SHORT TASK: Quote the listing below in full and exactly as written, but omit every picture.

--- begin DATA SUPPLIED ---

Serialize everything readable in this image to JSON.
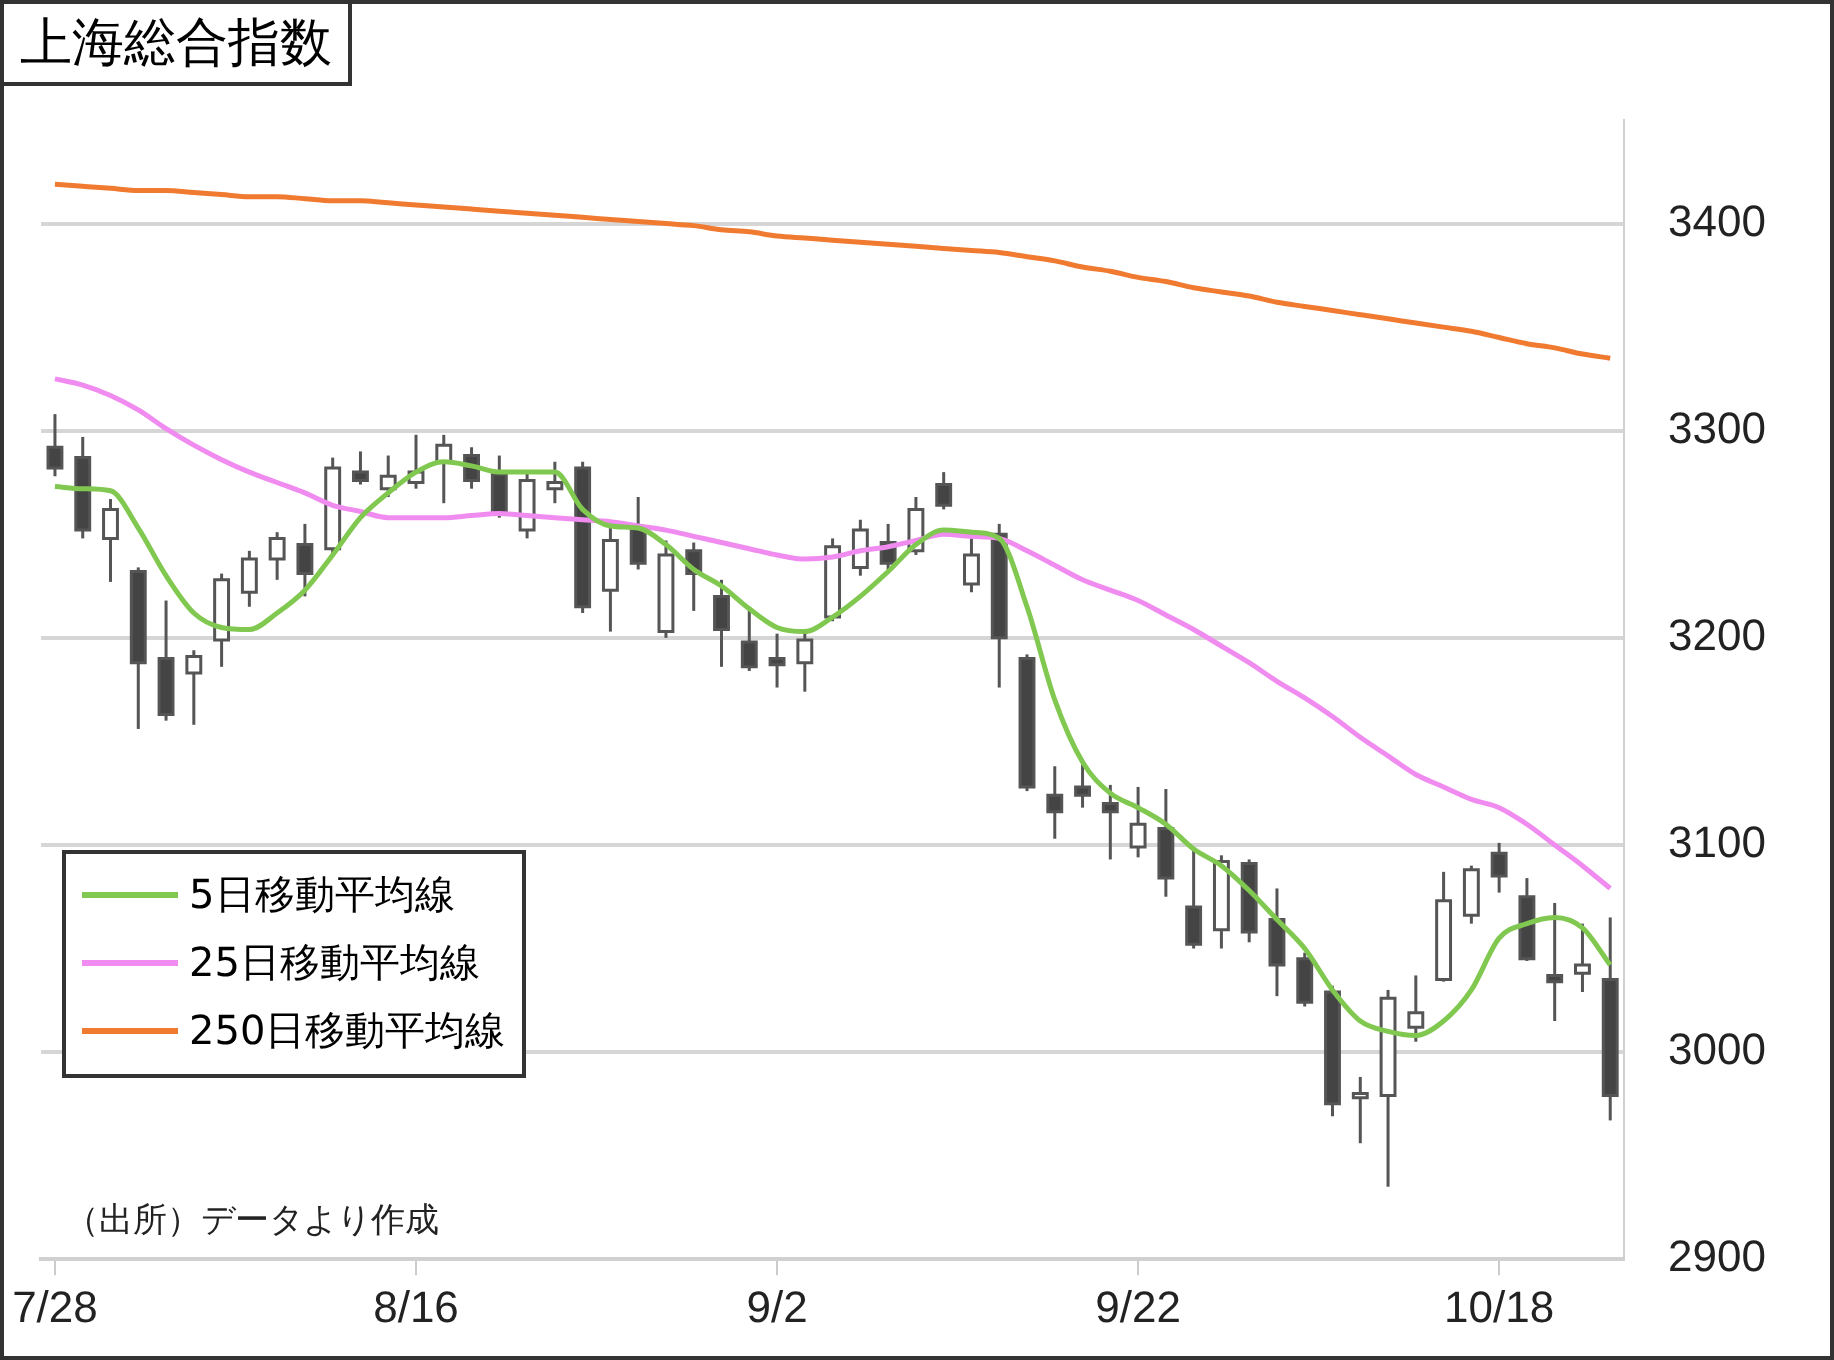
{
  "chart_data": {
    "type": "candlestick",
    "title": "上海総合指数",
    "categories": [
      "7/28",
      null,
      null,
      null,
      null,
      null,
      null,
      null,
      null,
      null,
      null,
      null,
      null,
      "8/16",
      null,
      null,
      null,
      null,
      null,
      null,
      null,
      null,
      null,
      null,
      null,
      null,
      "9/2",
      null,
      null,
      null,
      null,
      null,
      null,
      null,
      null,
      null,
      null,
      null,
      null,
      "9/22",
      null,
      null,
      null,
      null,
      null,
      null,
      null,
      null,
      null,
      null,
      null,
      null,
      "10/18",
      null,
      null,
      null,
      null
    ],
    "ohlc": [
      [
        3292,
        3308,
        3278,
        3282
      ],
      [
        3287,
        3297,
        3248,
        3252
      ],
      [
        3248,
        3267,
        3227,
        3262
      ],
      [
        3232,
        3234,
        3156,
        3188
      ],
      [
        3190,
        3218,
        3160,
        3163
      ],
      [
        3183,
        3194,
        3158,
        3191
      ],
      [
        3199,
        3231,
        3186,
        3228
      ],
      [
        3222,
        3242,
        3215,
        3238
      ],
      [
        3238,
        3251,
        3228,
        3248
      ],
      [
        3245,
        3255,
        3220,
        3231
      ],
      [
        3243,
        3287,
        3240,
        3282
      ],
      [
        3280,
        3290,
        3274,
        3276
      ],
      [
        3272,
        3288,
        3268,
        3278
      ],
      [
        3275,
        3298,
        3272,
        3280
      ],
      [
        3285,
        3298,
        3265,
        3293
      ],
      [
        3288,
        3292,
        3272,
        3276
      ],
      [
        3279,
        3288,
        3258,
        3260
      ],
      [
        3252,
        3280,
        3248,
        3276
      ],
      [
        3272,
        3285,
        3265,
        3275
      ],
      [
        3282,
        3285,
        3212,
        3215
      ],
      [
        3223,
        3253,
        3203,
        3247
      ],
      [
        3253,
        3268,
        3233,
        3236
      ],
      [
        3203,
        3247,
        3200,
        3240
      ],
      [
        3242,
        3246,
        3213,
        3231
      ],
      [
        3220,
        3228,
        3186,
        3204
      ],
      [
        3198,
        3215,
        3184,
        3186
      ],
      [
        3190,
        3202,
        3176,
        3187
      ],
      [
        3188,
        3203,
        3174,
        3199
      ],
      [
        3210,
        3248,
        3208,
        3244
      ],
      [
        3234,
        3257,
        3230,
        3252
      ],
      [
        3246,
        3255,
        3232,
        3236
      ],
      [
        3242,
        3268,
        3240,
        3262
      ],
      [
        3274,
        3280,
        3262,
        3264
      ],
      [
        3226,
        3248,
        3222,
        3240
      ],
      [
        3250,
        3255,
        3176,
        3200
      ],
      [
        3190,
        3192,
        3126,
        3128
      ],
      [
        3124,
        3138,
        3103,
        3116
      ],
      [
        3128,
        3141,
        3118,
        3124
      ],
      [
        3120,
        3129,
        3093,
        3116
      ],
      [
        3099,
        3128,
        3094,
        3110
      ],
      [
        3108,
        3127,
        3075,
        3084
      ],
      [
        3070,
        3099,
        3050,
        3052
      ],
      [
        3059,
        3095,
        3050,
        3092
      ],
      [
        3091,
        3093,
        3053,
        3058
      ],
      [
        3064,
        3079,
        3027,
        3042
      ],
      [
        3045,
        3048,
        3022,
        3024
      ],
      [
        3029,
        3032,
        2969,
        2975
      ],
      [
        2978,
        2988,
        2956,
        2980
      ],
      [
        2979,
        3030,
        2935,
        3026
      ],
      [
        3012,
        3037,
        3005,
        3019
      ],
      [
        3035,
        3087,
        3034,
        3073
      ],
      [
        3066,
        3090,
        3062,
        3088
      ],
      [
        3096,
        3101,
        3077,
        3085
      ],
      [
        3075,
        3084,
        3044,
        3045
      ],
      [
        3037,
        3072,
        3015,
        3034
      ],
      [
        3038,
        3062,
        3029,
        3042
      ],
      [
        3035,
        3065,
        2967,
        2979
      ]
    ],
    "series": [
      {
        "name": "5日移動平均線",
        "type": "line",
        "color": "#80c850",
        "values": [
          3273,
          3272,
          3271,
          3253,
          3230,
          3212,
          3205,
          3204,
          3212,
          3223,
          3240,
          3258,
          3270,
          3280,
          3285,
          3283,
          3280,
          3280,
          3280,
          3262,
          3254,
          3253,
          3245,
          3233,
          3225,
          3214,
          3205,
          3203,
          3210,
          3220,
          3232,
          3245,
          3252,
          3251,
          3248,
          3215,
          3170,
          3140,
          3125,
          3118,
          3110,
          3098,
          3090,
          3078,
          3064,
          3050,
          3030,
          3015,
          3010,
          3008,
          3015,
          3030,
          3055,
          3062,
          3065,
          3060,
          3042
        ]
      },
      {
        "name": "25日移動平均線",
        "type": "line",
        "color": "#f08cf0",
        "values": [
          3325,
          3322,
          3317,
          3310,
          3301,
          3293,
          3286,
          3280,
          3275,
          3270,
          3264,
          3261,
          3258,
          3258,
          3258,
          3259,
          3260,
          3259,
          3258,
          3257,
          3256,
          3254,
          3252,
          3249,
          3246,
          3243,
          3240,
          3238,
          3239,
          3242,
          3244,
          3247,
          3250,
          3249,
          3248,
          3242,
          3235,
          3228,
          3223,
          3218,
          3211,
          3204,
          3196,
          3188,
          3179,
          3171,
          3162,
          3152,
          3143,
          3134,
          3128,
          3122,
          3118,
          3110,
          3100,
          3090,
          3079
        ]
      },
      {
        "name": "250日移動平均線",
        "type": "line",
        "color": "#f07a30",
        "values": [
          3419,
          3418,
          3417,
          3416,
          3416,
          3415,
          3414,
          3413,
          3413,
          3412,
          3411,
          3411,
          3410,
          3409,
          3408,
          3407,
          3406,
          3405,
          3404,
          3403,
          3402,
          3401,
          3400,
          3399,
          3397,
          3396,
          3394,
          3393,
          3392,
          3391,
          3390,
          3389,
          3388,
          3387,
          3386,
          3384,
          3382,
          3379,
          3377,
          3374,
          3372,
          3369,
          3367,
          3365,
          3362,
          3360,
          3358,
          3356,
          3354,
          3352,
          3350,
          3348,
          3345,
          3342,
          3340,
          3337,
          3335
        ]
      }
    ],
    "ylim": [
      2900,
      3450
    ],
    "yticks": [
      2900,
      3000,
      3100,
      3200,
      3300,
      3400
    ],
    "grid": "y",
    "legend": "bottom left",
    "annotations": [
      "（出所）データより作成"
    ]
  }
}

--- end DATA SUPPLIED ---

ANSWER FOR THE TASK:
Serialize everything readable in this image to JSON.
{
  "chart_data": {
    "type": "candlestick",
    "title": "上海総合指数",
    "categories": [
      "7/28",
      null,
      null,
      null,
      null,
      null,
      null,
      null,
      null,
      null,
      null,
      null,
      null,
      "8/16",
      null,
      null,
      null,
      null,
      null,
      null,
      null,
      null,
      null,
      null,
      null,
      null,
      "9/2",
      null,
      null,
      null,
      null,
      null,
      null,
      null,
      null,
      null,
      null,
      null,
      null,
      "9/22",
      null,
      null,
      null,
      null,
      null,
      null,
      null,
      null,
      null,
      null,
      null,
      null,
      "10/18",
      null,
      null,
      null,
      null
    ],
    "ohlc": [
      [
        3292,
        3308,
        3278,
        3282
      ],
      [
        3287,
        3297,
        3248,
        3252
      ],
      [
        3248,
        3267,
        3227,
        3262
      ],
      [
        3232,
        3234,
        3156,
        3188
      ],
      [
        3190,
        3218,
        3160,
        3163
      ],
      [
        3183,
        3194,
        3158,
        3191
      ],
      [
        3199,
        3231,
        3186,
        3228
      ],
      [
        3222,
        3242,
        3215,
        3238
      ],
      [
        3238,
        3251,
        3228,
        3248
      ],
      [
        3245,
        3255,
        3220,
        3231
      ],
      [
        3243,
        3287,
        3240,
        3282
      ],
      [
        3280,
        3290,
        3274,
        3276
      ],
      [
        3272,
        3288,
        3268,
        3278
      ],
      [
        3275,
        3298,
        3272,
        3280
      ],
      [
        3285,
        3298,
        3265,
        3293
      ],
      [
        3288,
        3292,
        3272,
        3276
      ],
      [
        3279,
        3288,
        3258,
        3260
      ],
      [
        3252,
        3280,
        3248,
        3276
      ],
      [
        3272,
        3285,
        3265,
        3275
      ],
      [
        3282,
        3285,
        3212,
        3215
      ],
      [
        3223,
        3253,
        3203,
        3247
      ],
      [
        3253,
        3268,
        3233,
        3236
      ],
      [
        3203,
        3247,
        3200,
        3240
      ],
      [
        3242,
        3246,
        3213,
        3231
      ],
      [
        3220,
        3228,
        3186,
        3204
      ],
      [
        3198,
        3215,
        3184,
        3186
      ],
      [
        3190,
        3202,
        3176,
        3187
      ],
      [
        3188,
        3203,
        3174,
        3199
      ],
      [
        3210,
        3248,
        3208,
        3244
      ],
      [
        3234,
        3257,
        3230,
        3252
      ],
      [
        3246,
        3255,
        3232,
        3236
      ],
      [
        3242,
        3268,
        3240,
        3262
      ],
      [
        3274,
        3280,
        3262,
        3264
      ],
      [
        3226,
        3248,
        3222,
        3240
      ],
      [
        3250,
        3255,
        3176,
        3200
      ],
      [
        3190,
        3192,
        3126,
        3128
      ],
      [
        3124,
        3138,
        3103,
        3116
      ],
      [
        3128,
        3141,
        3118,
        3124
      ],
      [
        3120,
        3129,
        3093,
        3116
      ],
      [
        3099,
        3128,
        3094,
        3110
      ],
      [
        3108,
        3127,
        3075,
        3084
      ],
      [
        3070,
        3099,
        3050,
        3052
      ],
      [
        3059,
        3095,
        3050,
        3092
      ],
      [
        3091,
        3093,
        3053,
        3058
      ],
      [
        3064,
        3079,
        3027,
        3042
      ],
      [
        3045,
        3048,
        3022,
        3024
      ],
      [
        3029,
        3032,
        2969,
        2975
      ],
      [
        2978,
        2988,
        2956,
        2980
      ],
      [
        2979,
        3030,
        2935,
        3026
      ],
      [
        3012,
        3037,
        3005,
        3019
      ],
      [
        3035,
        3087,
        3034,
        3073
      ],
      [
        3066,
        3090,
        3062,
        3088
      ],
      [
        3096,
        3101,
        3077,
        3085
      ],
      [
        3075,
        3084,
        3044,
        3045
      ],
      [
        3037,
        3072,
        3015,
        3034
      ],
      [
        3038,
        3062,
        3029,
        3042
      ],
      [
        3035,
        3065,
        2967,
        2979
      ]
    ],
    "series": [
      {
        "name": "5日移動平均線",
        "type": "line",
        "color": "#80c850",
        "values": [
          3273,
          3272,
          3271,
          3253,
          3230,
          3212,
          3205,
          3204,
          3212,
          3223,
          3240,
          3258,
          3270,
          3280,
          3285,
          3283,
          3280,
          3280,
          3280,
          3262,
          3254,
          3253,
          3245,
          3233,
          3225,
          3214,
          3205,
          3203,
          3210,
          3220,
          3232,
          3245,
          3252,
          3251,
          3248,
          3215,
          3170,
          3140,
          3125,
          3118,
          3110,
          3098,
          3090,
          3078,
          3064,
          3050,
          3030,
          3015,
          3010,
          3008,
          3015,
          3030,
          3055,
          3062,
          3065,
          3060,
          3042
        ]
      },
      {
        "name": "25日移動平均線",
        "type": "line",
        "color": "#f08cf0",
        "values": [
          3325,
          3322,
          3317,
          3310,
          3301,
          3293,
          3286,
          3280,
          3275,
          3270,
          3264,
          3261,
          3258,
          3258,
          3258,
          3259,
          3260,
          3259,
          3258,
          3257,
          3256,
          3254,
          3252,
          3249,
          3246,
          3243,
          3240,
          3238,
          3239,
          3242,
          3244,
          3247,
          3250,
          3249,
          3248,
          3242,
          3235,
          3228,
          3223,
          3218,
          3211,
          3204,
          3196,
          3188,
          3179,
          3171,
          3162,
          3152,
          3143,
          3134,
          3128,
          3122,
          3118,
          3110,
          3100,
          3090,
          3079
        ]
      },
      {
        "name": "250日移動平均線",
        "type": "line",
        "color": "#f07a30",
        "values": [
          3419,
          3418,
          3417,
          3416,
          3416,
          3415,
          3414,
          3413,
          3413,
          3412,
          3411,
          3411,
          3410,
          3409,
          3408,
          3407,
          3406,
          3405,
          3404,
          3403,
          3402,
          3401,
          3400,
          3399,
          3397,
          3396,
          3394,
          3393,
          3392,
          3391,
          3390,
          3389,
          3388,
          3387,
          3386,
          3384,
          3382,
          3379,
          3377,
          3374,
          3372,
          3369,
          3367,
          3365,
          3362,
          3360,
          3358,
          3356,
          3354,
          3352,
          3350,
          3348,
          3345,
          3342,
          3340,
          3337,
          3335
        ]
      }
    ],
    "ylim": [
      2900,
      3450
    ],
    "yticks": [
      2900,
      3000,
      3100,
      3200,
      3300,
      3400
    ],
    "grid": "y",
    "legend": "bottom left",
    "annotations": [
      "（出所）データより作成"
    ]
  }
}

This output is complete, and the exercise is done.